Set problem:
Copy the listing below in full and skip every picture.
+ + +
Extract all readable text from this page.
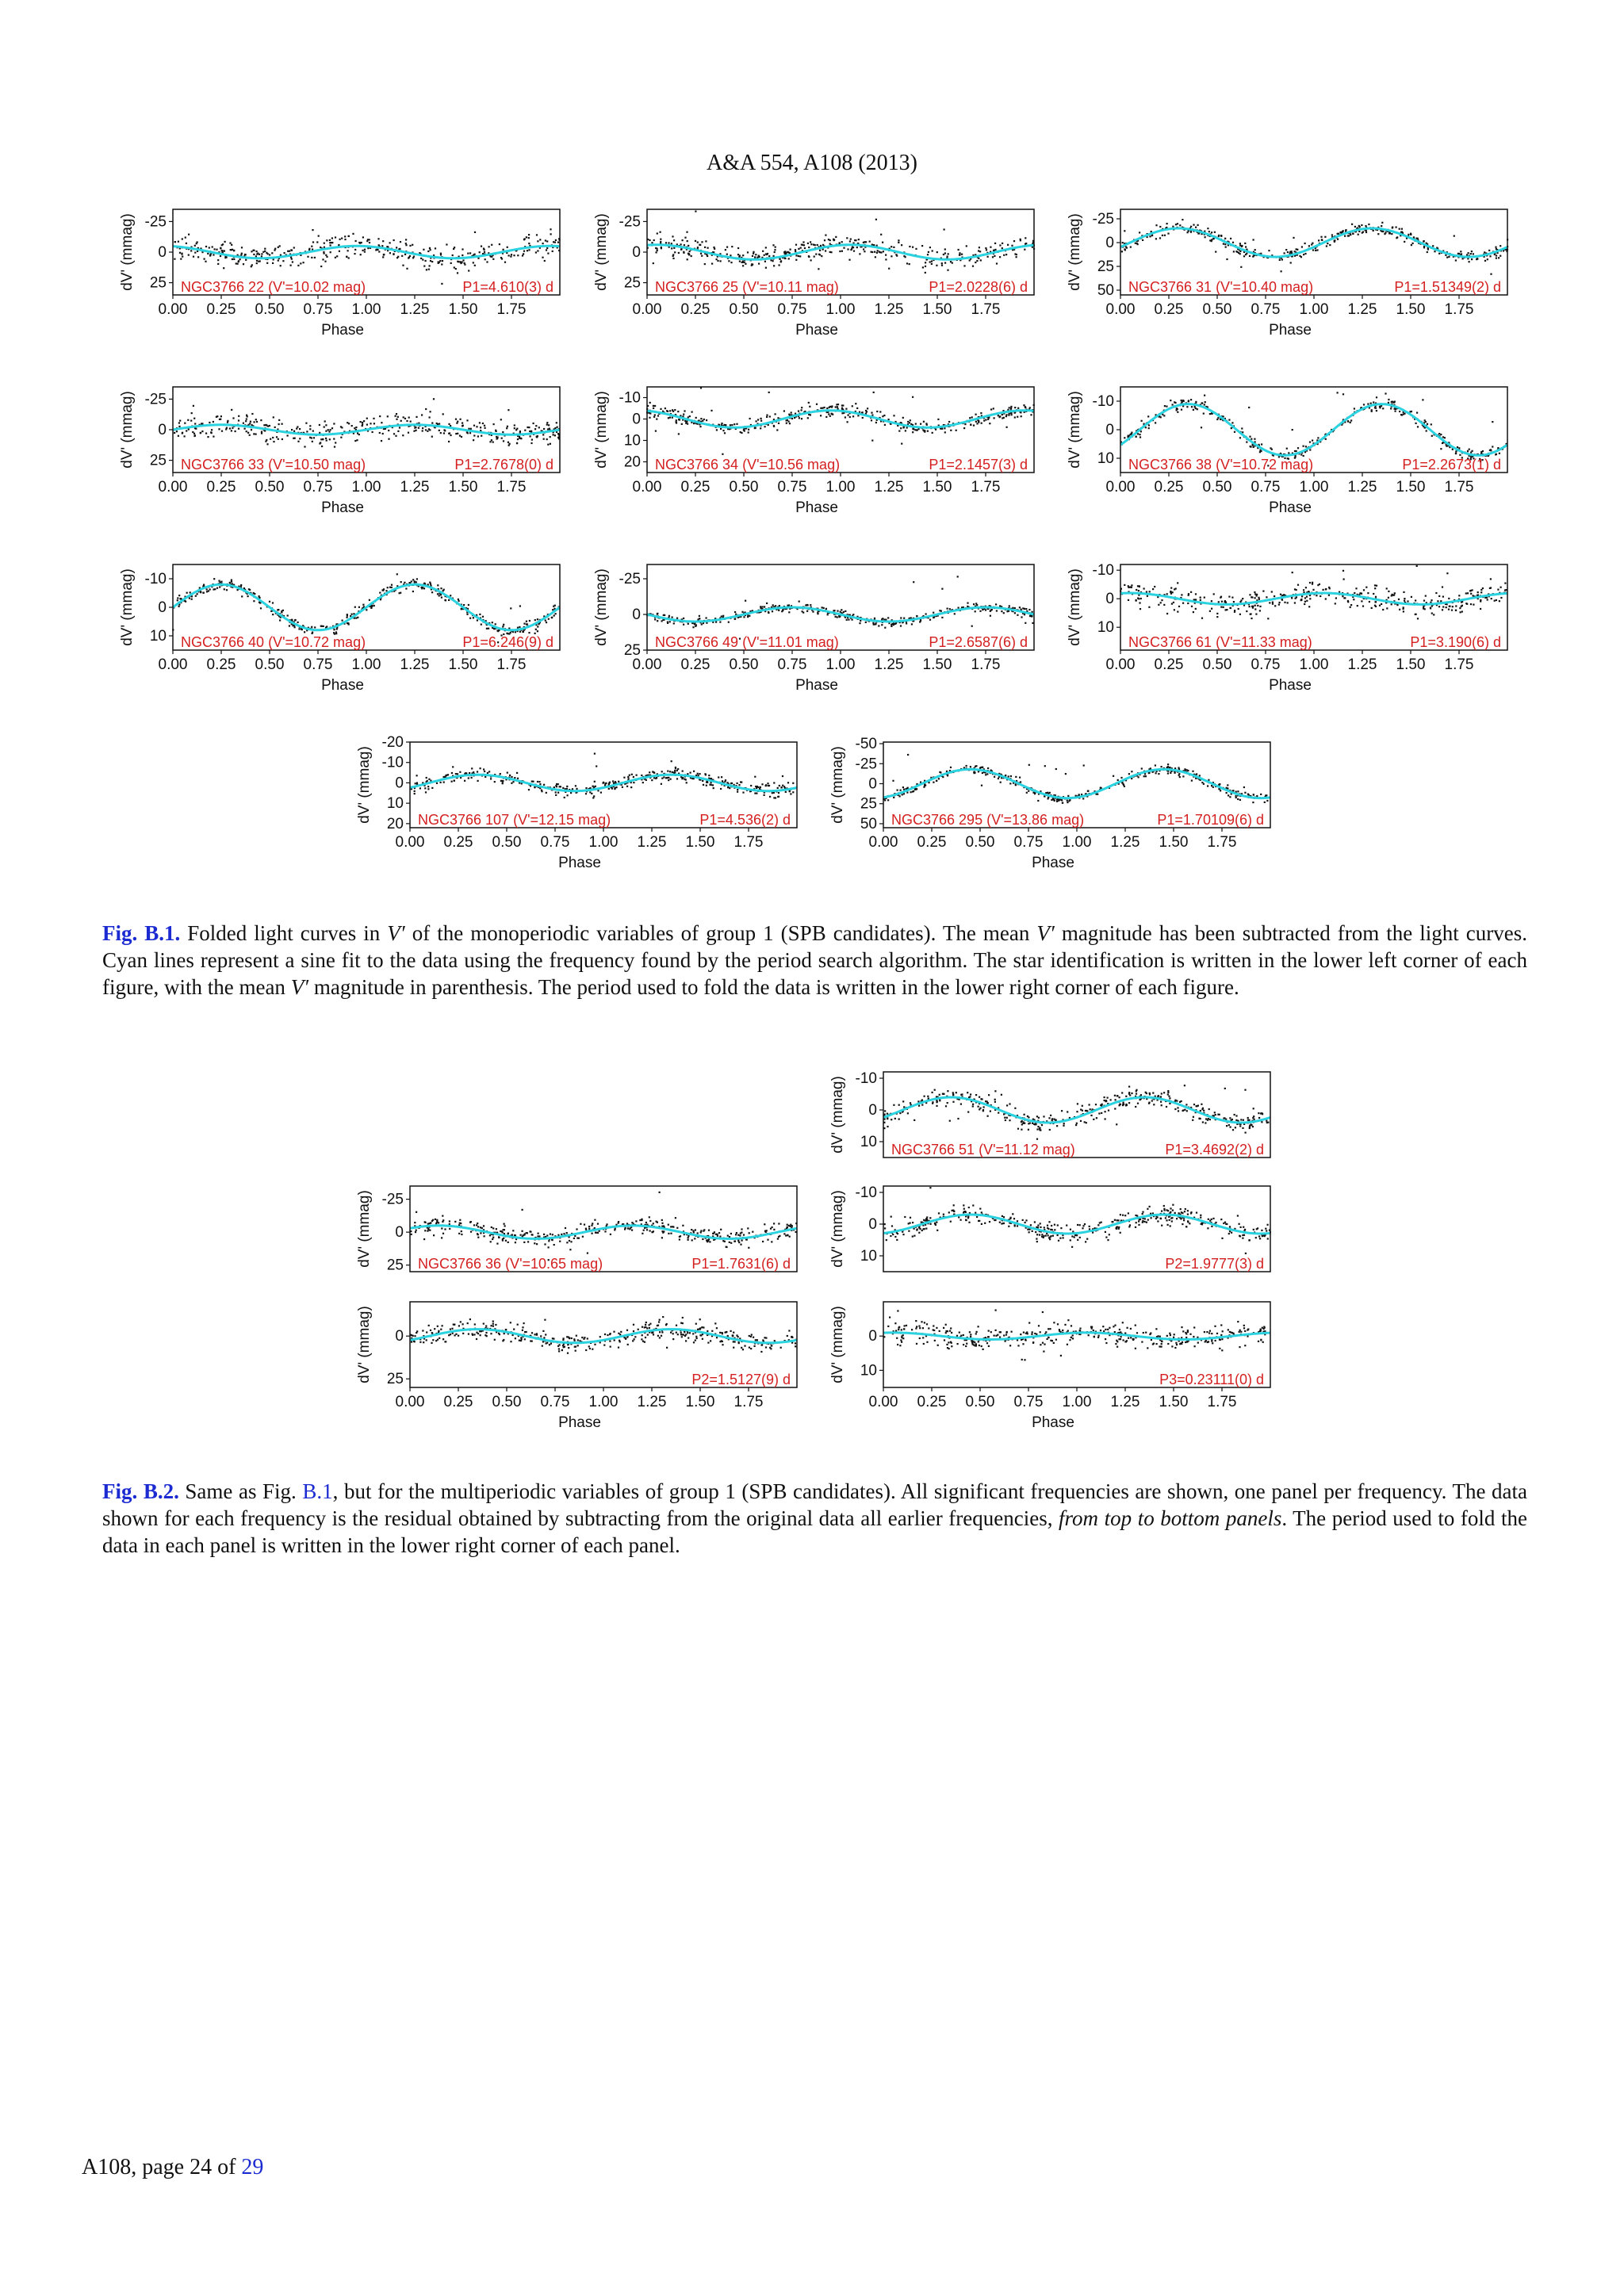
A&A 554, A108 (2013)
-25
0
25
dV' (mmag)	NGC3766 22 (V'=10.02 mag)	P1=4.610(3) d
0.00 0.25 0.50 0.75 1.00 1.25 1.50 1.75
Phase
-25
0
25
dV' (mmag)	NGC3766 25 (V'=10.11 mag)	P1=2.0228(6) d
0.00 0.25 0.50 0.75 1.00 1.25 1.50 1.75
Phase
-25
0
25
50
dV' (mmag)	NGC3766 31 (V'=10.40 mag)	P1=1.51349(2) d
0.00 0.25 0.50 0.75 1.00 1.25 1.50 1.75
Phase
-25
0
25
dV' (mmag)	NGC3766 33 (V'=10.50 mag)	P1=2.7678(0) d
0.00 0.25 0.50 0.75 1.00 1.25 1.50 1.75
Phase
-10
0
10
20
dV' (mmag)	NGC3766 34 (V'=10.56 mag)	P1=2.1457(3) d
0.00 0.25 0.50 0.75 1.00 1.25 1.50 1.75
Phase
-10
0
10
dV' (mmag)	NGC3766 38 (V'=10.72 mag)	P1=2.2673(1) d
0.00 0.25 0.50 0.75 1.00 1.25 1.50 1.75
Phase
-10
0
10
dV' (mmag)	NGC3766 40 (V'=10.72 mag)	P1=6.246(9) d
0.00 0.25 0.50 0.75 1.00 1.25 1.50 1.75
Phase
-25
0
25
dV' (mmag)	NGC3766 49 (V'=11.01 mag)	P1=2.6587(6) d
0.00 0.25 0.50 0.75 1.00 1.25 1.50 1.75
Phase
-10
0
10
dV' (mmag)	NGC3766 61 (V'=11.33 mag)	P1=3.190(6) d
0.00 0.25 0.50 0.75 1.00 1.25 1.50 1.75
Phase
-20
-10
0
10
20
dV' (mmag)	NGC3766 107 (V'=12.15 mag)	P1=4.536(2) d
0.00 0.25 0.50 0.75 1.00 1.25 1.50 1.75
Phase
-50
-25
0
25
50
dV' (mmag)	NGC3766 295 (V'=13.86 mag)	P1=1.70109(6) d
0.00 0.25 0.50 0.75 1.00 1.25 1.50 1.75
Phase

Fig. B.1. Folded light curves in V′ of the monoperiodic variables of group 1 (SPB candidates). The mean V′ magnitude has been subtracted from the light curves. Cyan lines represent a sine fit to the data using the frequency found by the period search algorithm. The star identification is written in the lower left corner of each figure, with the mean V′ magnitude in parenthesis. The period used to fold the data is written in the lower right corner of each figure.

-25
0
25
dV' (mmag)	NGC3766 36 (V'=10.65 mag)	P1=1.7631(6) d
0
25
dV' (mmag)	P2=1.5127(9) d
0.00 0.25 0.50 0.75 1.00 1.25 1.50 1.75
Phase
-10
0
10
dV' (mmag)	NGC3766 51 (V'=11.12 mag)	P1=3.4692(2) d
-10
0
10
dV' (mmag)	P2=1.9777(3) d
0
10
dV' (mmag)	P3=0.23111(0) d
0.00 0.25 0.50 0.75 1.00 1.25 1.50 1.75
Phase

Fig. B.2. Same as Fig. B.1, but for the multiperiodic variables of group 1 (SPB candidates). All significant frequencies are shown, one panel per frequency. The data shown for each frequency is the residual obtained by subtracting from the original data all earlier frequencies, from top to bottom panels. The period used to fold the data in each panel is written in the lower right corner of each panel.

A108, page 24 of 29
+ + +
Task result:
Extract all readable text from this page.
A&A 554, A108 (2013)
-25
0
25
dV' (mmag)	NGC3766 22 (V'=10.02 mag)	P1=4.610(3) d
0.00 0.25 0.50 0.75 1.00 1.25 1.50 1.75
Phase
-25
0
25
dV' (mmag)	NGC3766 25 (V'=10.11 mag)	P1=2.0228(6) d
0.00 0.25 0.50 0.75 1.00 1.25 1.50 1.75
Phase
-25
0
25
50
dV' (mmag)	NGC3766 31 (V'=10.40 mag)	P1=1.51349(2) d
0.00 0.25 0.50 0.75 1.00 1.25 1.50 1.75
Phase
-25
0
25
dV' (mmag)	NGC3766 33 (V'=10.50 mag)	P1=2.7678(0) d
0.00 0.25 0.50 0.75 1.00 1.25 1.50 1.75
Phase
-10
0
10
20
dV' (mmag)	NGC3766 34 (V'=10.56 mag)	P1=2.1457(3) d
0.00 0.25 0.50 0.75 1.00 1.25 1.50 1.75
Phase
-10
0
10
dV' (mmag)	NGC3766 38 (V'=10.72 mag)	P1=2.2673(1) d
0.00 0.25 0.50 0.75 1.00 1.25 1.50 1.75
Phase
-10
0
10
dV' (mmag)	NGC3766 40 (V'=10.72 mag)	P1=6.246(9) d
0.00 0.25 0.50 0.75 1.00 1.25 1.50 1.75
Phase
-25
0
25
dV' (mmag)	NGC3766 49 (V'=11.01 mag)	P1=2.6587(6) d
0.00 0.25 0.50 0.75 1.00 1.25 1.50 1.75
Phase
-10
0
10
dV' (mmag)	NGC3766 61 (V'=11.33 mag)	P1=3.190(6) d
0.00 0.25 0.50 0.75 1.00 1.25 1.50 1.75
Phase
-20
-10
0
10
20
dV' (mmag)	NGC3766 107 (V'=12.15 mag)	P1=4.536(2) d
0.00 0.25 0.50 0.75 1.00 1.25 1.50 1.75
Phase
-50
-25
0
25
50
dV' (mmag)	NGC3766 295 (V'=13.86 mag)	P1=1.70109(6) d
0.00 0.25 0.50 0.75 1.00 1.25 1.50 1.75
Phase

Fig. B.1. Folded light curves in V′ of the monoperiodic variables of group 1 (SPB candidates). The mean V′ magnitude has been subtracted from the light curves. Cyan lines represent a sine fit to the data using the frequency found by the period search algorithm. The star identification is written in the lower left corner of each figure, with the mean V′ magnitude in parenthesis. The period used to fold the data is written in the lower right corner of each figure.

-25
0
25
dV' (mmag)	NGC3766 36 (V'=10.65 mag)	P1=1.7631(6) d
0
25
dV' (mmag)	P2=1.5127(9) d
0.00 0.25 0.50 0.75 1.00 1.25 1.50 1.75
Phase
-10
0
10
dV' (mmag)	NGC3766 51 (V'=11.12 mag)	P1=3.4692(2) d
-10
0
10
dV' (mmag)	P2=1.9777(3) d
0
10
dV' (mmag)	P3=0.23111(0) d
0.00 0.25 0.50 0.75 1.00 1.25 1.50 1.75
Phase

Fig. B.2. Same as Fig. B.1, but for the multiperiodic variables of group 1 (SPB candidates). All significant frequencies are shown, one panel per frequency. The data shown for each frequency is the residual obtained by subtracting from the original data all earlier frequencies, from top to bottom panels. The period used to fold the data in each panel is written in the lower right corner of each panel.

A108, page 24 of 29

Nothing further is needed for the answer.